(Part of a data file)
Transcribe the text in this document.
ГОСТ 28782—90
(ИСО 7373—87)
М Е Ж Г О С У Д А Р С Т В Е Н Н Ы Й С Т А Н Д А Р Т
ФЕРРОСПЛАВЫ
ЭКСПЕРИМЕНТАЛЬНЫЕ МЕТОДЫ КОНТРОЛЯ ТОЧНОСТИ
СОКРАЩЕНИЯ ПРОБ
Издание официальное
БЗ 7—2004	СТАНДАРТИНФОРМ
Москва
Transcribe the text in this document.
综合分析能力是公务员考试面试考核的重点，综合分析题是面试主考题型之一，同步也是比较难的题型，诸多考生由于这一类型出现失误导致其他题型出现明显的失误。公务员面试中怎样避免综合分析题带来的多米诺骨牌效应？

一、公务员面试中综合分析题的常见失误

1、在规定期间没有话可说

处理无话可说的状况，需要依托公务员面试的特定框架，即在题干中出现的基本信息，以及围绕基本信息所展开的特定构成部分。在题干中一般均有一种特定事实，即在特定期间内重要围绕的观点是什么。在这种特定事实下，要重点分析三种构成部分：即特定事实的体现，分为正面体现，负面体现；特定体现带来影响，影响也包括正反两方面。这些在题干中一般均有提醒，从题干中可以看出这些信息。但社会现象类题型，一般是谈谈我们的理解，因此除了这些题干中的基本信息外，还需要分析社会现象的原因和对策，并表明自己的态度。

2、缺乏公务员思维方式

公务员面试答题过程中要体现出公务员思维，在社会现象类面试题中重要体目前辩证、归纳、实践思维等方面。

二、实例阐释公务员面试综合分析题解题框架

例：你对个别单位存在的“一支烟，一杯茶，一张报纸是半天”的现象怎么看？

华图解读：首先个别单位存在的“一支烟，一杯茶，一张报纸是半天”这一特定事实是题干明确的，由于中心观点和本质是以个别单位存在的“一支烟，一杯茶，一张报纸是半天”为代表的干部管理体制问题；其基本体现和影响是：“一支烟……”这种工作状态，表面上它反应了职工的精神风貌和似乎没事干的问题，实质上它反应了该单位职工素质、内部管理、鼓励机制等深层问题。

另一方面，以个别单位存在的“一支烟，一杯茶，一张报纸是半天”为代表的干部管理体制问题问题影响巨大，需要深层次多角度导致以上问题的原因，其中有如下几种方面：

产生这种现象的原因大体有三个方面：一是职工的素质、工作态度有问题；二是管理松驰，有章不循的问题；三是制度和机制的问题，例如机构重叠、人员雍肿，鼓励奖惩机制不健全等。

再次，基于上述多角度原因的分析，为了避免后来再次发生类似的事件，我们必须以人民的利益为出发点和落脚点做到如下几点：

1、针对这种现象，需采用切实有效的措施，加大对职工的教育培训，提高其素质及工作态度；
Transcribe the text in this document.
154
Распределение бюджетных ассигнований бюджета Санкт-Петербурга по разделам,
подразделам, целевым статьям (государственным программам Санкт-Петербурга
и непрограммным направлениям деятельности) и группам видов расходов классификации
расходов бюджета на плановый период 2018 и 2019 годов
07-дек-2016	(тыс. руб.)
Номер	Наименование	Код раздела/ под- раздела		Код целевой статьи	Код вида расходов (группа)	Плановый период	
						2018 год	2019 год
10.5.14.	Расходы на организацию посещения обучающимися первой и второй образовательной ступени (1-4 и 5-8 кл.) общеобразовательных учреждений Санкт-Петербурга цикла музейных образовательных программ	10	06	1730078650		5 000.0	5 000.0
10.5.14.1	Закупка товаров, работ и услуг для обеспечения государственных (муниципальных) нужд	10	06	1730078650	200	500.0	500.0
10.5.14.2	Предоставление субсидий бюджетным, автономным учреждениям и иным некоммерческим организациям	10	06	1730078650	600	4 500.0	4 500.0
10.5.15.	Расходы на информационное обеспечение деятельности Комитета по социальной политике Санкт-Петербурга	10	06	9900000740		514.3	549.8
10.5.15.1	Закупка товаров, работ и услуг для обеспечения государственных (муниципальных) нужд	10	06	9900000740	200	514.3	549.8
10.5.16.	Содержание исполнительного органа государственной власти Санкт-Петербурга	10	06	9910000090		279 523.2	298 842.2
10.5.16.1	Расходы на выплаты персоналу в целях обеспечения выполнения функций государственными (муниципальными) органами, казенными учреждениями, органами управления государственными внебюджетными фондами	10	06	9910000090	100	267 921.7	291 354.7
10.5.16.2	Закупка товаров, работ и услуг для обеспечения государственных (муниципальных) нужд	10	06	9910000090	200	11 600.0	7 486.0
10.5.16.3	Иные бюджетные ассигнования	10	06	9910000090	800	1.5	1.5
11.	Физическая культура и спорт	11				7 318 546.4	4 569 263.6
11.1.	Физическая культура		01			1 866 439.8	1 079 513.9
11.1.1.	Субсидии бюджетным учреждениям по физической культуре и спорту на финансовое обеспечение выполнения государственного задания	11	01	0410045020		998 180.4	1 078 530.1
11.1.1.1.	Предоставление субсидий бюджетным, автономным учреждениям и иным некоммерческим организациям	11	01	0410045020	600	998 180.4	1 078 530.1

--- Set task ---
Only the number is wanted: how many lines of the material above include the word "некоммерческим"?

--- The answer ---
2